Stored items from a collection:
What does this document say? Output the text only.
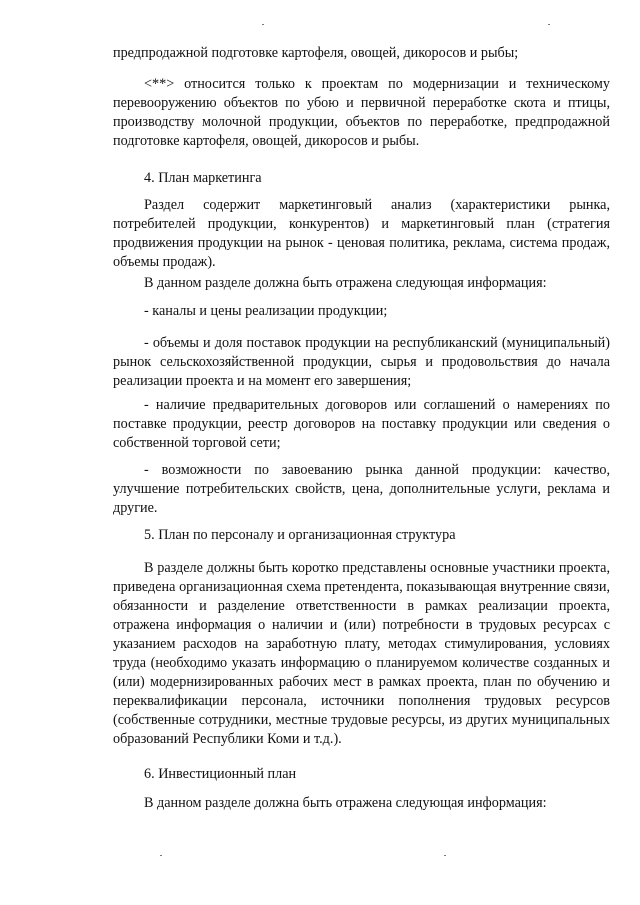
предпродажной подготовке картофеля, овощей, дикоросов и рыбы;

<**> относится только к проектам по модернизации и техническому перевооружению объектов по убою и первичной переработке скота и птицы, производству молочной продукции, объектов по переработке, предпродажной подготовке картофеля, овощей, дикоросов и рыбы.

4. План маркетинга

Раздел содержит маркетинговый анализ (характеристики рынка, потребителей продукции, конкурентов) и маркетинговый план (стратегия продвижения продукции на рынок - ценовая политика, реклама, система продаж, объемы продаж).

В данном разделе должна быть отражена следующая информация:

- каналы и цены реализации продукции;

- объемы и доля поставок продукции на республиканский (муниципальный) рынок сельскохозяйственной продукции, сырья и продовольствия до начала реализации проекта и на момент его завершения;

- наличие предварительных договоров или соглашений о намерениях по поставке продукции, реестр договоров на поставку продукции или сведения о собственной торговой сети;

- возможности по завоеванию рынка данной продукции: качество, улучшение потребительских свойств, цена, дополнительные услуги, реклама и другие.

5. План по персоналу и организационная структура

В разделе должны быть коротко представлены основные участники проекта, приведена организационная схема претендента, показывающая внутренние связи, обязанности и разделение ответственности в рамках реализации проекта, отражена информация о наличии и (или) потребности в трудовых ресурсах с указанием расходов на заработную плату, методах стимулирования, условиях труда (необходимо указать информацию о планируемом количестве созданных и (или) модернизированных рабочих мест в рамках проекта, план по обучению и переквалификации персонала, источники пополнения трудовых ресурсов (собственные сотрудники, местные трудовые ресурсы, из других муниципальных образований Республики Коми и т.д.).

6. Инвестиционный план

В данном разделе должна быть отражена следующая информация:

SET EXERCISE: From the material above, copy everything exactly but the pictures.

FINISHED ANSWER:
What does this document say? Output the text only.
предпродажной подготовке картофеля, овощей, дикоросов и рыбы;

<**> относится только к проектам по модернизации и техническому перевооружению объектов по убою и первичной переработке скота и птицы, производству молочной продукции, объектов по переработке, предпродажной подготовке картофеля, овощей, дикоросов и рыбы.

4. План маркетинга

Раздел содержит маркетинговый анализ (характеристики рынка, потребителей продукции, конкурентов) и маркетинговый план (стратегия продвижения продукции на рынок - ценовая политика, реклама, система продаж, объемы продаж).

В данном разделе должна быть отражена следующая информация:

- каналы и цены реализации продукции;

- объемы и доля поставок продукции на республиканский (муниципальный) рынок сельскохозяйственной продукции, сырья и продовольствия до начала реализации проекта и на момент его завершения;

- наличие предварительных договоров или соглашений о намерениях по поставке продукции, реестр договоров на поставку продукции или сведения о собственной торговой сети;

- возможности по завоеванию рынка данной продукции: качество, улучшение потребительских свойств, цена, дополнительные услуги, реклама и другие.

5. План по персоналу и организационная структура

В разделе должны быть коротко представлены основные участники проекта, приведена организационная схема претендента, показывающая внутренние связи, обязанности и разделение ответственности в рамках реализации проекта, отражена информация о наличии и (или) потребности в трудовых ресурсах с указанием расходов на заработную плату, методах стимулирования, условиях труда (необходимо указать информацию о планируемом количестве созданных и (или) модернизированных рабочих мест в рамках проекта, план по обучению и переквалификации персонала, источники пополнения трудовых ресурсов (собственные сотрудники, местные трудовые ресурсы, из других муниципальных образований Республики Коми и т.д.).

6. Инвестиционный план

В данном разделе должна быть отражена следующая информация:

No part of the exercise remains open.